→ **The exercise**
Render the material again word for word, skipping the pictures in it.

------------------------------------------------

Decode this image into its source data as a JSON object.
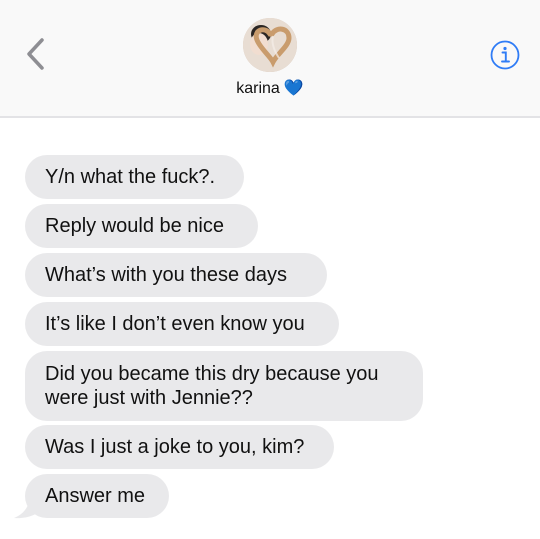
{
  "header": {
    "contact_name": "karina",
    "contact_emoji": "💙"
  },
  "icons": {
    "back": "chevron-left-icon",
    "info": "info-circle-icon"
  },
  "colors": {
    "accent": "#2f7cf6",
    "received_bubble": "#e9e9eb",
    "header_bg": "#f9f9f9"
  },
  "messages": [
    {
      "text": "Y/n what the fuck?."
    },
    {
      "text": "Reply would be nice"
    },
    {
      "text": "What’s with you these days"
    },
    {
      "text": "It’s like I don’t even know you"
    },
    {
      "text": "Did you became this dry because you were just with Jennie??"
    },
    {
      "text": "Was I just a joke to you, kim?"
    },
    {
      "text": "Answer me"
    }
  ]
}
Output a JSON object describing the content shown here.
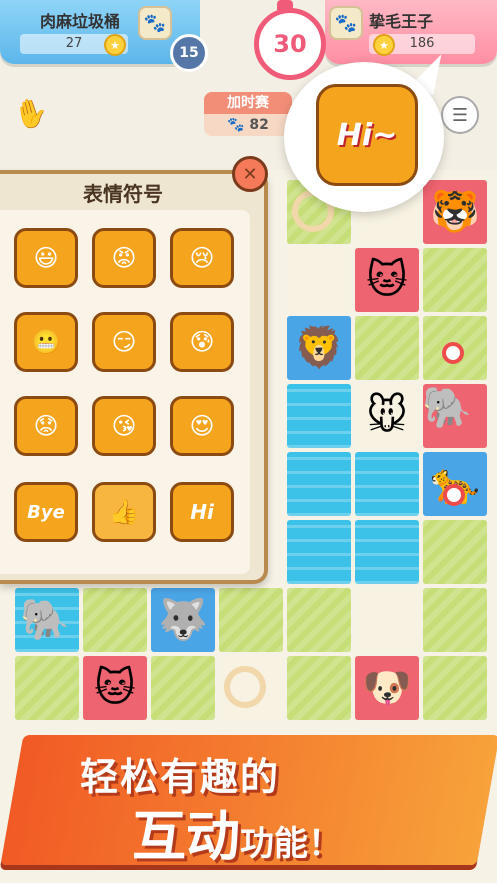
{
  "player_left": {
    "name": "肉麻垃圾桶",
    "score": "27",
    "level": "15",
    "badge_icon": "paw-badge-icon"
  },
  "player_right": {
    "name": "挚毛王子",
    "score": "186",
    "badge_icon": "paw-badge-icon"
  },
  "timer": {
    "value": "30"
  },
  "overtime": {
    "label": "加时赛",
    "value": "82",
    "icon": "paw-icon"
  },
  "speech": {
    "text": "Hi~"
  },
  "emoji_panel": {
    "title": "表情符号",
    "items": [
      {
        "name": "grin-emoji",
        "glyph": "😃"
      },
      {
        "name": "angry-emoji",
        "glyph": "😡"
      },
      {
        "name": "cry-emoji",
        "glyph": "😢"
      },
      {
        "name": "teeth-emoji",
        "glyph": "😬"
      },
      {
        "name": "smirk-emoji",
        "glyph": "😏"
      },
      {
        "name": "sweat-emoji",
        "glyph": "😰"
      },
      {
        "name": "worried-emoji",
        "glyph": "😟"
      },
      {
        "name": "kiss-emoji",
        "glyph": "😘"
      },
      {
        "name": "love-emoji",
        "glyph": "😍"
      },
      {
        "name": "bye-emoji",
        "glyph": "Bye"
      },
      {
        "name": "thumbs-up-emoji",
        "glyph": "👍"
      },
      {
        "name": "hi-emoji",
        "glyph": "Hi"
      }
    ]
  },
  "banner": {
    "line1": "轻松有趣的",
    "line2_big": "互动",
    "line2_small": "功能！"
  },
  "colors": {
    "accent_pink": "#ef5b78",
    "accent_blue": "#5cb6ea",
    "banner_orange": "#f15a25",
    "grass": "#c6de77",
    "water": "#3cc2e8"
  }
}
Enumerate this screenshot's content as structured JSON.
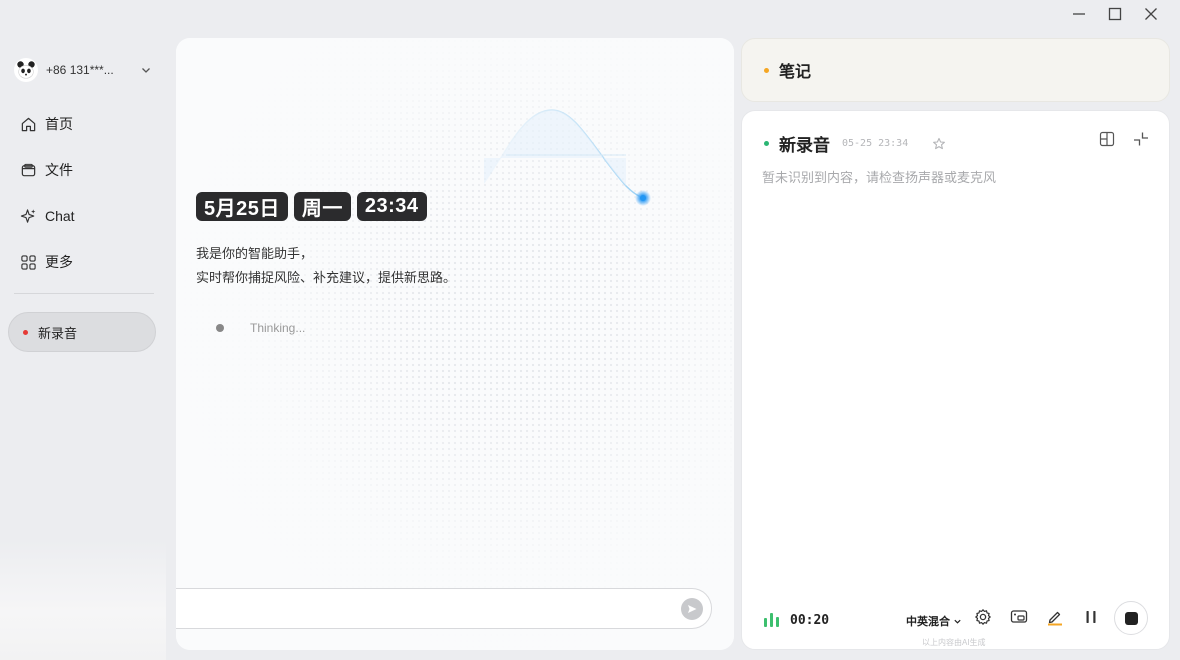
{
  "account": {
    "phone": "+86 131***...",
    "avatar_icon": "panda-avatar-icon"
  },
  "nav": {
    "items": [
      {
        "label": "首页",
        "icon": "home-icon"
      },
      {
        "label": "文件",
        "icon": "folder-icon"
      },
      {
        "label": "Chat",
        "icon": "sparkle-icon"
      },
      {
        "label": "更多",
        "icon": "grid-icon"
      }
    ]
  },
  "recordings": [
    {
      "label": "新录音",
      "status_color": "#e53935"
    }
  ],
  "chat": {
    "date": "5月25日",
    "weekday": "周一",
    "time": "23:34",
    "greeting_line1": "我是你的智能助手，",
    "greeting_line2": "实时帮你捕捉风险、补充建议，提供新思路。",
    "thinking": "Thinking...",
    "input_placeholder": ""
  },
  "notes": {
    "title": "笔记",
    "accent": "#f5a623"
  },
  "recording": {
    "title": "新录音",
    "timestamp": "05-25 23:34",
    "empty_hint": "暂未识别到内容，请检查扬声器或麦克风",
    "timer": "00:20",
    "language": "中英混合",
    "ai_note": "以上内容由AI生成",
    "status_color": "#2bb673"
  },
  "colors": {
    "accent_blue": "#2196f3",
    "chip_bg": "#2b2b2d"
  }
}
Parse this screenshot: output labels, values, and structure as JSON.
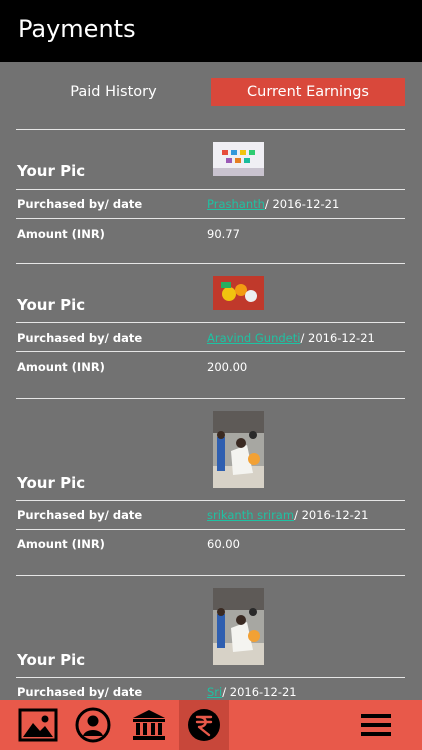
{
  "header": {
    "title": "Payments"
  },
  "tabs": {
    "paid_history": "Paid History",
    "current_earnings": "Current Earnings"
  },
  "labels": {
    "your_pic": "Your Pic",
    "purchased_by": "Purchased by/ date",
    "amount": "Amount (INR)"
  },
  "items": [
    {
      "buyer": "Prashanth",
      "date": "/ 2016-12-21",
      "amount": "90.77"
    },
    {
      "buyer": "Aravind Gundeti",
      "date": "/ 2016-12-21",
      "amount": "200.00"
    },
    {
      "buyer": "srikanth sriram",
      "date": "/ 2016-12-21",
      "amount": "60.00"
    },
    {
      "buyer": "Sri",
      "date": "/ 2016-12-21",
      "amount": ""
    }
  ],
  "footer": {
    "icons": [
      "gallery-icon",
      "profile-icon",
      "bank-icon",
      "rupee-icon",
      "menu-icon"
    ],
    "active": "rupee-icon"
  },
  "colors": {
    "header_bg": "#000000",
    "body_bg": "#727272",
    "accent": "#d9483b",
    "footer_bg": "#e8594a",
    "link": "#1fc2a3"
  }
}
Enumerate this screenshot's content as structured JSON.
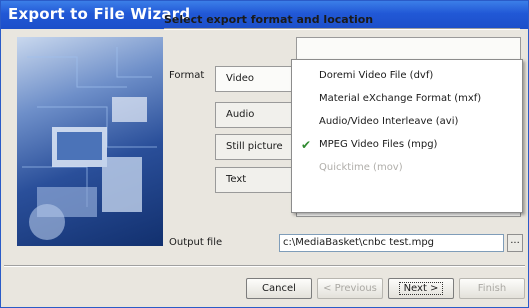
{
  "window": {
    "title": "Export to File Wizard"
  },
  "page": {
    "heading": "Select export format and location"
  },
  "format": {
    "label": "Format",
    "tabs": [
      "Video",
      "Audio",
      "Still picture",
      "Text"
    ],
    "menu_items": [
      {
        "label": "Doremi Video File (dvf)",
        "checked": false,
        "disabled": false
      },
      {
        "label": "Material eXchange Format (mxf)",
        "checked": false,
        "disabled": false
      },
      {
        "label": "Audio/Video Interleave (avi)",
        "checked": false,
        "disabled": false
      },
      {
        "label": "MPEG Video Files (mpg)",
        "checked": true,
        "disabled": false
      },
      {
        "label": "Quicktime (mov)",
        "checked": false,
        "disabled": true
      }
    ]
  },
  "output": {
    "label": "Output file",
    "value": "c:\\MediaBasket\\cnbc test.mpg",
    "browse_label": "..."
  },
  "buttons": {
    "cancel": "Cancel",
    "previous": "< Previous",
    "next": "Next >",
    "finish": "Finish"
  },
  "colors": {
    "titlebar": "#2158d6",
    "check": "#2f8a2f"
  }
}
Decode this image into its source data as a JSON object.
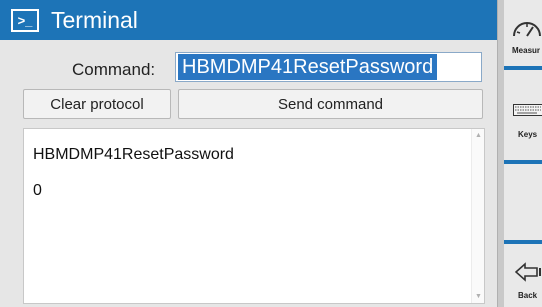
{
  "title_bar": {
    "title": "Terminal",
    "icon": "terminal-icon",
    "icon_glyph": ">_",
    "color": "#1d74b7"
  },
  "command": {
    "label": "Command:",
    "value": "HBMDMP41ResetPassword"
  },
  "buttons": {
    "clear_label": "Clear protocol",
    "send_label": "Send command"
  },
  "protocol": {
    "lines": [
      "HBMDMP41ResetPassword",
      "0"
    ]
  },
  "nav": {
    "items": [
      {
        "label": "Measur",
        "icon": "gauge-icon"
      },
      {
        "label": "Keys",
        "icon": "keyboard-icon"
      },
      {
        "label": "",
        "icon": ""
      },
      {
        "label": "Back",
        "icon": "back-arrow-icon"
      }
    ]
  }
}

------------------------------------------------

→ **Written solution**
Decode this image into its source data as a JSON object.
{
  "header": {
    "contact_name": "karina",
    "contact_emoji": "💙"
  },
  "icons": {
    "back": "chevron-left-icon",
    "info": "info-circle-icon"
  },
  "colors": {
    "accent": "#2f7cf6",
    "received_bubble": "#e9e9eb",
    "header_bg": "#f9f9f9"
  },
  "messages": [
    {
      "text": "Y/n what the fuck?."
    },
    {
      "text": "Reply would be nice"
    },
    {
      "text": "What’s with you these days"
    },
    {
      "text": "It’s like I don’t even know you"
    },
    {
      "text": "Did you became this dry because you were just with Jennie??"
    },
    {
      "text": "Was I just a joke to you, kim?"
    },
    {
      "text": "Answer me"
    }
  ]
}
Output a JSON object describing the content shown here.
{
  "player_left": {
    "name": "肉麻垃圾桶",
    "score": "27",
    "level": "15",
    "badge_icon": "paw-badge-icon"
  },
  "player_right": {
    "name": "挚毛王子",
    "score": "186",
    "badge_icon": "paw-badge-icon"
  },
  "timer": {
    "value": "30"
  },
  "overtime": {
    "label": "加时赛",
    "value": "82",
    "icon": "paw-icon"
  },
  "speech": {
    "text": "Hi~"
  },
  "emoji_panel": {
    "title": "表情符号",
    "items": [
      {
        "name": "grin-emoji",
        "glyph": "😃"
      },
      {
        "name": "angry-emoji",
        "glyph": "😡"
      },
      {
        "name": "cry-emoji",
        "glyph": "😢"
      },
      {
        "name": "teeth-emoji",
        "glyph": "😬"
      },
      {
        "name": "smirk-emoji",
        "glyph": "😏"
      },
      {
        "name": "sweat-emoji",
        "glyph": "😰"
      },
      {
        "name": "worried-emoji",
        "glyph": "😟"
      },
      {
        "name": "kiss-emoji",
        "glyph": "😘"
      },
      {
        "name": "love-emoji",
        "glyph": "😍"
      },
      {
        "name": "bye-emoji",
        "glyph": "Bye"
      },
      {
        "name": "thumbs-up-emoji",
        "glyph": "👍"
      },
      {
        "name": "hi-emoji",
        "glyph": "Hi"
      }
    ]
  },
  "banner": {
    "line1": "轻松有趣的",
    "line2_big": "互动",
    "line2_small": "功能！"
  },
  "colors": {
    "accent_pink": "#ef5b78",
    "accent_blue": "#5cb6ea",
    "banner_orange": "#f15a25",
    "grass": "#c6de77",
    "water": "#3cc2e8"
  }
}
Enumerate this screenshot's content as structured JSON.
{
  "account": {
    "phone": "+86 131***...",
    "avatar_icon": "panda-avatar-icon"
  },
  "nav": {
    "items": [
      {
        "label": "首页",
        "icon": "home-icon"
      },
      {
        "label": "文件",
        "icon": "folder-icon"
      },
      {
        "label": "Chat",
        "icon": "sparkle-icon"
      },
      {
        "label": "更多",
        "icon": "grid-icon"
      }
    ]
  },
  "recordings": [
    {
      "label": "新录音",
      "status_color": "#e53935"
    }
  ],
  "chat": {
    "date": "5月25日",
    "weekday": "周一",
    "time": "23:34",
    "greeting_line1": "我是你的智能助手，",
    "greeting_line2": "实时帮你捕捉风险、补充建议，提供新思路。",
    "thinking": "Thinking...",
    "input_placeholder": ""
  },
  "notes": {
    "title": "笔记",
    "accent": "#f5a623"
  },
  "recording": {
    "title": "新录音",
    "timestamp": "05-25 23:34",
    "empty_hint": "暂未识别到内容，请检查扬声器或麦克风",
    "timer": "00:20",
    "language": "中英混合",
    "ai_note": "以上内容由AI生成",
    "status_color": "#2bb673"
  },
  "colors": {
    "accent_blue": "#2196f3",
    "chip_bg": "#2b2b2d"
  }
}
Parse this screenshot: output labels, values, and structure as JSON.
{
  "header": {
    "title": "Payments"
  },
  "tabs": {
    "paid_history": "Paid History",
    "current_earnings": "Current Earnings"
  },
  "labels": {
    "your_pic": "Your Pic",
    "purchased_by": "Purchased by/ date",
    "amount": "Amount (INR)"
  },
  "items": [
    {
      "buyer": "Prashanth",
      "date": "/ 2016-12-21",
      "amount": "90.77"
    },
    {
      "buyer": "Aravind Gundeti",
      "date": "/ 2016-12-21",
      "amount": "200.00"
    },
    {
      "buyer": "srikanth sriram",
      "date": "/ 2016-12-21",
      "amount": "60.00"
    },
    {
      "buyer": "Sri",
      "date": "/ 2016-12-21",
      "amount": ""
    }
  ],
  "footer": {
    "icons": [
      "gallery-icon",
      "profile-icon",
      "bank-icon",
      "rupee-icon",
      "menu-icon"
    ],
    "active": "rupee-icon"
  },
  "colors": {
    "header_bg": "#000000",
    "body_bg": "#727272",
    "accent": "#d9483b",
    "footer_bg": "#e8594a",
    "link": "#1fc2a3"
  }
}
Enumerate this screenshot's content as structured JSON.
{
  "window": {
    "title": "Export to File Wizard"
  },
  "page": {
    "heading": "Select export format and location"
  },
  "format": {
    "label": "Format",
    "tabs": [
      "Video",
      "Audio",
      "Still picture",
      "Text"
    ],
    "menu_items": [
      {
        "label": "Doremi Video File (dvf)",
        "checked": false,
        "disabled": false
      },
      {
        "label": "Material eXchange Format (mxf)",
        "checked": false,
        "disabled": false
      },
      {
        "label": "Audio/Video Interleave (avi)",
        "checked": false,
        "disabled": false
      },
      {
        "label": "MPEG Video Files (mpg)",
        "checked": true,
        "disabled": false
      },
      {
        "label": "Quicktime (mov)",
        "checked": false,
        "disabled": true
      }
    ]
  },
  "output": {
    "label": "Output file",
    "value": "c:\\MediaBasket\\cnbc test.mpg",
    "browse_label": "..."
  },
  "buttons": {
    "cancel": "Cancel",
    "previous": "< Previous",
    "next": "Next >",
    "finish": "Finish"
  },
  "colors": {
    "titlebar": "#2158d6",
    "check": "#2f8a2f"
  }
}
Decode this image into its source data as a JSON object.
{
  "title_bar": {
    "title": "Terminal",
    "icon": "terminal-icon",
    "icon_glyph": ">_",
    "color": "#1d74b7"
  },
  "command": {
    "label": "Command:",
    "value": "HBMDMP41ResetPassword"
  },
  "buttons": {
    "clear_label": "Clear protocol",
    "send_label": "Send command"
  },
  "protocol": {
    "lines": [
      "HBMDMP41ResetPassword",
      "0"
    ]
  },
  "nav": {
    "items": [
      {
        "label": "Measur",
        "icon": "gauge-icon"
      },
      {
        "label": "Keys",
        "icon": "keyboard-icon"
      },
      {
        "label": "",
        "icon": ""
      },
      {
        "label": "Back",
        "icon": "back-arrow-icon"
      }
    ]
  }
}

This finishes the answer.